**DIRECTIONS FOR THIS TASK:** Rewrite as a numbered list everything from the line containing "- list-item[interactable]: 今天 16:14 饮食上，涮羊肉火锅、吃糖炒栗子、烤白薯" down to the line containing "- menu-icon[interactable]: [368, 4, 392, 28]", omitting any blank lines.

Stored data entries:

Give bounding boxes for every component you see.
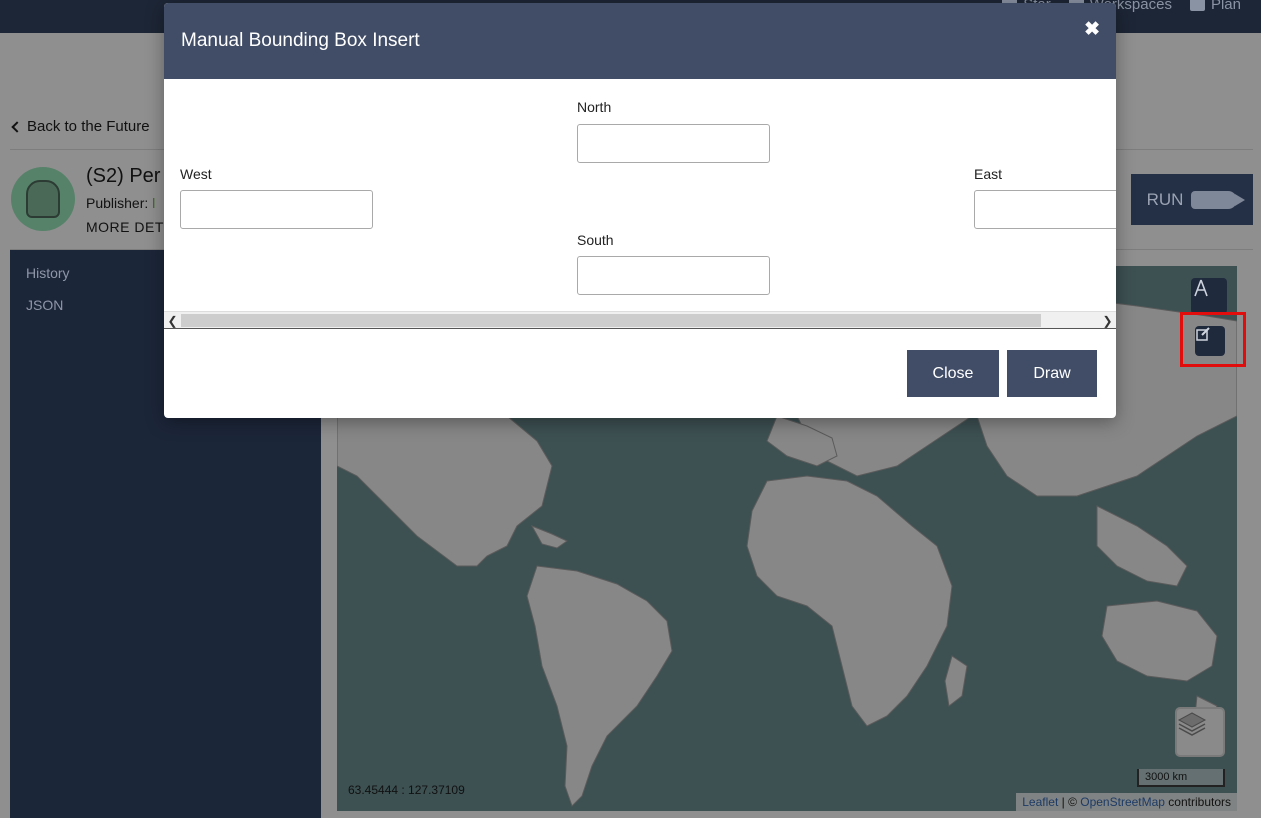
scrollbar-thumb[interactable] bbox=[181, 314, 1041, 327]
scroll-right-icon[interactable]: ❯ bbox=[1099, 312, 1116, 329]
modal-body: North West East South bbox=[164, 79, 1116, 311]
south-input[interactable] bbox=[577, 256, 770, 295]
footer-divider bbox=[164, 328, 1116, 329]
process-avatar bbox=[11, 167, 75, 231]
close-icon[interactable]: ✖ bbox=[1084, 18, 1100, 41]
close-button[interactable]: Close bbox=[907, 350, 999, 397]
publisher-link[interactable]: l bbox=[152, 195, 155, 211]
more-details-link[interactable]: MORE DET bbox=[86, 219, 164, 235]
layers-button[interactable] bbox=[1175, 707, 1225, 757]
north-label: North bbox=[577, 99, 612, 115]
north-input[interactable] bbox=[577, 124, 770, 163]
draw-polygon-tool[interactable] bbox=[1191, 278, 1227, 314]
mouse-coordinates: 63.45444 : 127.37109 bbox=[348, 783, 465, 797]
scale-bar: 3000 km bbox=[1137, 769, 1225, 787]
leaflet-link[interactable]: Leaflet bbox=[1022, 795, 1058, 809]
map-attribution: Leaflet | © OpenStreetMap contributors bbox=[1016, 793, 1237, 811]
topbar-link-plan[interactable]: Plan bbox=[1189, 0, 1241, 13]
modal-header: Manual Bounding Box Insert ✖ bbox=[164, 3, 1116, 79]
rocket-icon bbox=[1191, 190, 1246, 209]
astronaut-icon bbox=[26, 180, 60, 218]
south-label: South bbox=[577, 232, 614, 248]
highlight-box bbox=[1180, 312, 1246, 367]
east-label: East bbox=[974, 166, 1003, 182]
draw-button[interactable]: Draw bbox=[1007, 350, 1097, 397]
horizontal-scrollbar[interactable]: ❮ ❯ bbox=[164, 311, 1116, 328]
modal-title: Manual Bounding Box Insert bbox=[181, 30, 420, 51]
sidebar-item-json[interactable]: JSON bbox=[26, 297, 63, 313]
bbox-modal: Manual Bounding Box Insert ✖ North West … bbox=[164, 3, 1116, 418]
publisher-line: Publisher: l bbox=[86, 195, 156, 211]
west-input[interactable] bbox=[180, 190, 373, 229]
layers-icon bbox=[1177, 712, 1207, 736]
sidebar-item-history[interactable]: History bbox=[26, 265, 70, 281]
compass-icon bbox=[1194, 279, 1208, 297]
west-label: West bbox=[180, 166, 212, 182]
east-input[interactable] bbox=[974, 190, 1116, 229]
calendar-icon bbox=[1189, 0, 1205, 11]
scroll-left-icon[interactable]: ❮ bbox=[164, 312, 181, 329]
back-link[interactable]: Back to the Future bbox=[10, 118, 150, 135]
osm-link[interactable]: OpenStreetMap bbox=[1080, 795, 1165, 809]
process-title: (S2) Per bbox=[86, 165, 161, 187]
chevron-left-icon bbox=[11, 120, 23, 133]
run-button[interactable]: RUN bbox=[1131, 174, 1253, 225]
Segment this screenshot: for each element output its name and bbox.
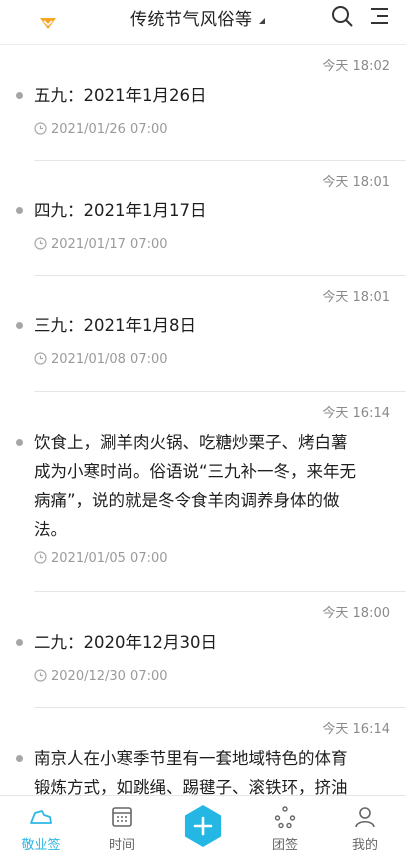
- list-item[interactable]: 今天 16:14 饮食上，涮羊肉火锅、吃糖炒栗子、烤白薯 成为小寒时尚。俗语说“…: [0, 392, 406, 592]
- created-time: 今天 16:14: [322, 406, 390, 421]
- created-time: 今天 18:01: [322, 175, 390, 190]
- bullet-icon: [16, 755, 23, 762]
- bullet-icon: [16, 92, 23, 99]
- menu-icon[interactable]: [368, 4, 392, 28]
- notes-list[interactable]: 今天 18:02 五九：2021年1月26日 2021/01/26 07:00 …: [0, 45, 406, 795]
- search-icon[interactable]: [330, 4, 354, 28]
- note-text: 南京人在小寒季节里有一套地域特色的体育 锻炼方式，如跳绳、踢毽子、滚铁环，挤油: [34, 744, 390, 795]
- reminder-row: 2021/01/26 07:00: [34, 122, 168, 137]
- tab-label: 敬业签: [21, 838, 61, 853]
- list-item[interactable]: 今天 18:01 三九：2021年1月8日 2021/01/08 07:00: [0, 276, 406, 392]
- note-text: 四九：2021年1月17日: [34, 201, 207, 220]
- calendar-icon: [112, 807, 132, 827]
- page-title[interactable]: 传统节气风俗等: [130, 5, 253, 30]
- clock-icon: [34, 352, 47, 365]
- list-item[interactable]: 今天 18:02 五九：2021年1月26日 2021/01/26 07:00: [0, 45, 406, 161]
- title-dropdown-icon[interactable]: [259, 18, 265, 24]
- tab-label: 时间: [108, 838, 135, 853]
- group-icon: [274, 806, 296, 829]
- created-time: 今天 18:00: [322, 606, 390, 621]
- note-line: 病痛”，说的就是冬令食羊肉调养身体的做: [34, 491, 340, 510]
- reminder-row: 2021/01/08 07:00: [34, 352, 168, 367]
- tab-label: 我的: [351, 838, 378, 853]
- reminder-row: 2021/01/17 07:00: [34, 237, 168, 252]
- tab-notes[interactable]: 敬业签: [6, 796, 76, 859]
- reminder-time: 2021/01/08 07:00: [51, 352, 168, 367]
- tab-team[interactable]: 团签: [250, 796, 320, 859]
- tab-time[interactable]: 时间: [87, 796, 157, 859]
- note-text: 饮食上，涮羊肉火锅、吃糖炒栗子、烤白薯 成为小寒时尚。俗语说“三九补一冬，来年无…: [34, 428, 390, 544]
- note-line: 锻炼方式，如跳绳、踢毽子、滚铁环，挤油: [34, 778, 348, 795]
- list-item[interactable]: 今天 18:01 四九：2021年1月17日 2021/01/17 07:00: [0, 161, 406, 276]
- list-item[interactable]: 今天 18:00 二九：2020年12月30日 2020/12/30 07:00: [0, 592, 406, 708]
- person-icon: [355, 807, 375, 828]
- reminder-time: 2021/01/17 07:00: [51, 237, 168, 252]
- list-item[interactable]: 今天 16:14 南京人在小寒季节里有一套地域特色的体育 锻炼方式，如跳绳、踢毽…: [0, 708, 406, 795]
- cloud-icon: [30, 810, 52, 824]
- note-text: 五九：2021年1月26日: [34, 86, 207, 105]
- app-logo-icon: [40, 18, 56, 29]
- reminder-row: 2021/01/05 07:00: [34, 551, 168, 566]
- created-time: 今天 16:14: [322, 722, 390, 737]
- note-line: 饮食上，涮羊肉火锅、吃糖炒栗子、烤白薯: [34, 433, 348, 452]
- reminder-time: 2021/01/05 07:00: [51, 551, 168, 566]
- note-text: 三九：2021年1月8日: [34, 316, 196, 335]
- clock-icon: [34, 551, 47, 564]
- note-line: 南京人在小寒季节里有一套地域特色的体育: [34, 749, 348, 768]
- created-time: 今天 18:01: [322, 290, 390, 305]
- bullet-icon: [16, 439, 23, 446]
- clock-icon: [34, 237, 47, 250]
- clock-icon: [34, 669, 47, 682]
- bullet-icon: [16, 322, 23, 329]
- reminder-row: 2020/12/30 07:00: [34, 669, 168, 684]
- tab-label: 团签: [271, 838, 298, 853]
- note-line: 法。: [34, 520, 67, 539]
- note-line: 成为小寒时尚。俗语说“三九补一冬，来年无: [34, 462, 357, 481]
- tab-profile[interactable]: 我的: [330, 796, 400, 859]
- top-bar: 传统节气风俗等: [0, 0, 406, 45]
- clock-icon: [34, 122, 47, 135]
- created-time: 今天 18:02: [322, 59, 390, 74]
- reminder-time: 2021/01/26 07:00: [51, 122, 168, 137]
- note-text: 二九：2020年12月30日: [34, 633, 217, 652]
- bullet-icon: [16, 639, 23, 646]
- bullet-icon: [16, 207, 23, 214]
- reminder-time: 2020/12/30 07:00: [51, 669, 168, 684]
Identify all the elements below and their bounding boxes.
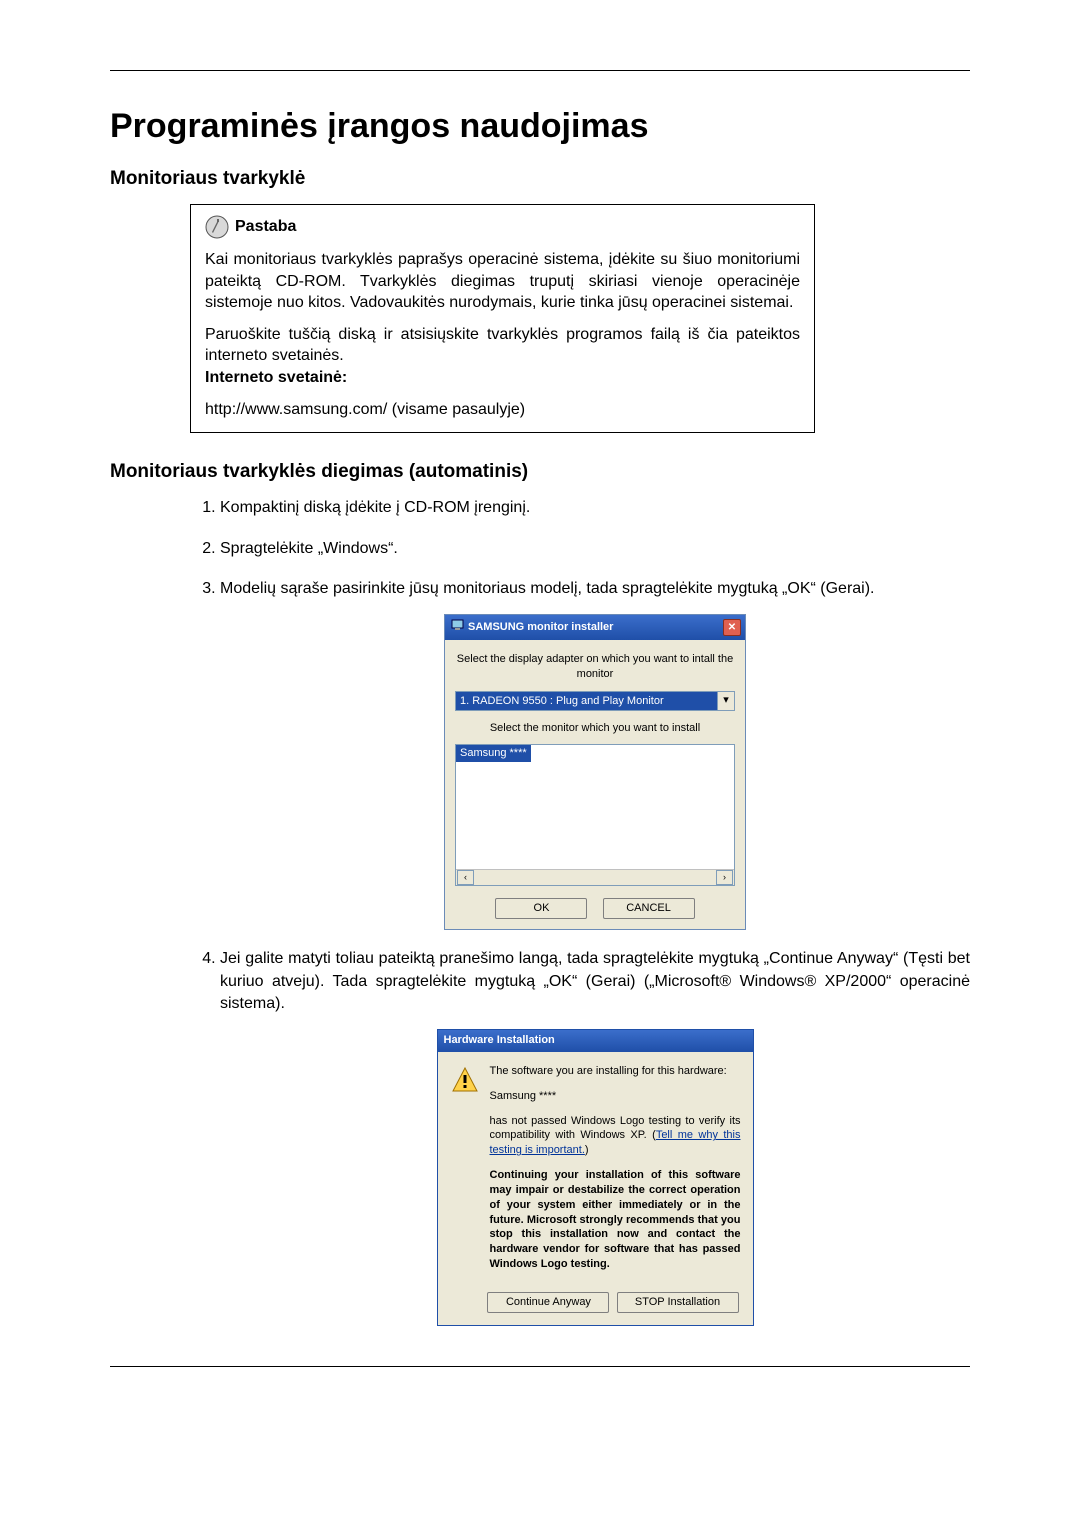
note-text: Paruoškite tuščią diską ir atsisiųskite …	[205, 326, 800, 365]
internet-label: Interneto svetainė:	[205, 369, 347, 386]
cancel-button[interactable]: CANCEL	[603, 898, 695, 919]
step-text: Jei galite matyti toliau pateiktą praneš…	[220, 950, 970, 1012]
section-auto-install: Monitoriaus tvarkyklės diegimas (automat…	[110, 461, 970, 1326]
hw-warning-bold: Continuing your installation of this sof…	[490, 1168, 741, 1272]
scroll-left-icon[interactable]: ‹	[457, 870, 474, 885]
install-steps-list: Kompaktinį diską įdėkite į CD-ROM įrengi…	[190, 497, 970, 1326]
continue-anyway-button[interactable]: Continue Anyway	[487, 1292, 609, 1313]
dialog-body: The software you are installing for this…	[438, 1052, 753, 1292]
list-item: Kompaktinį diską įdėkite į CD-ROM įrengi…	[220, 497, 970, 519]
hw-line: has not passed Windows Logo testing to v…	[490, 1114, 741, 1159]
button-row: OK CANCEL	[455, 898, 735, 919]
warning-icon	[450, 1064, 480, 1282]
hardware-installation-dialog: Hardware Installation The software you a…	[437, 1029, 754, 1326]
note-header: Pastaba	[205, 215, 800, 239]
button-row: Continue Anyway STOP Installation	[438, 1292, 753, 1325]
installer-dialog: SAMSUNG monitor installer ✕ Select the d…	[444, 614, 746, 930]
internet-url: http://www.samsung.com/ (visame pasaulyj…	[205, 399, 800, 421]
listbox-selected-item[interactable]: Samsung ****	[456, 745, 531, 762]
note-icon	[205, 215, 229, 239]
hw-line: The software you are installing for this…	[490, 1064, 741, 1079]
stop-installation-button[interactable]: STOP Installation	[617, 1292, 739, 1313]
note-paragraph: Kai monitoriaus tvarkyklės paprašys oper…	[205, 249, 800, 314]
ok-button[interactable]: OK	[495, 898, 587, 919]
adapter-combobox[interactable]: 1. RADEON 9550 : Plug and Play Monitor ▾	[455, 691, 735, 711]
app-icon	[451, 618, 464, 636]
note-label: Pastaba	[235, 216, 296, 238]
instruction-text: Select the monitor which you want to ins…	[455, 721, 735, 736]
dialog-title: SAMSUNG monitor installer	[468, 620, 613, 635]
dialog-text: The software you are installing for this…	[490, 1064, 741, 1282]
dialog-body: Select the display adapter on which you …	[445, 640, 745, 930]
page-title: Programinės įrangos naudojimas	[110, 107, 970, 146]
combobox-value: 1. RADEON 9550 : Plug and Play Monitor	[456, 692, 717, 710]
bottom-rule	[110, 1366, 970, 1367]
horizontal-scrollbar[interactable]: ‹ ›	[456, 869, 734, 885]
titlebar: Hardware Installation	[438, 1030, 753, 1051]
note-paragraph: Paruoškite tuščią diską ir atsisiųskite …	[205, 324, 800, 389]
section-heading: Monitoriaus tvarkyklės diegimas (automat…	[110, 461, 970, 483]
scroll-right-icon[interactable]: ›	[716, 870, 733, 885]
chevron-down-icon[interactable]: ▾	[717, 692, 734, 710]
instruction-text: Select the display adapter on which you …	[455, 652, 735, 683]
list-item: Spragtelėkite „Windows“.	[220, 538, 970, 560]
model-listbox[interactable]: Samsung **** ‹ ›	[455, 744, 735, 886]
section-heading: Monitoriaus tvarkyklė	[110, 168, 970, 190]
top-rule	[110, 70, 970, 71]
titlebar-left: SAMSUNG monitor installer	[451, 618, 613, 636]
close-icon[interactable]: ✕	[723, 619, 741, 636]
document-page: Programinės įrangos naudojimas Monitoria…	[0, 0, 1080, 1427]
dialog-title: Hardware Installation	[444, 1033, 555, 1048]
list-item: Jei galite matyti toliau pateiktą praneš…	[220, 948, 970, 1326]
list-item: Modelių sąraše pasirinkite jūsų monitori…	[220, 578, 970, 930]
hw-line: Samsung ****	[490, 1089, 741, 1104]
note-box: Pastaba Kai monitoriaus tvarkyklės papra…	[190, 204, 815, 433]
step-text: Modelių sąraše pasirinkite jūsų monitori…	[220, 580, 875, 597]
titlebar: SAMSUNG monitor installer ✕	[445, 615, 745, 639]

**OUTPUT OF THE EXERCISE:**
1. - list-item[interactable]: 今天 16:14 饮食上，涮羊肉火锅、吃糖炒栗子、烤白薯 成为小寒时尚。俗语说“…: [0, 392, 406, 592]
2. - created-time: 今天 16:14: [322, 406, 390, 421]
3. - created-time: 今天 18:01: [322, 175, 390, 190]
4. - bullet-icon: [16, 755, 23, 762]
5. - bullet-icon: [16, 92, 23, 99]
6. - menu-icon[interactable]: [368, 4, 392, 28]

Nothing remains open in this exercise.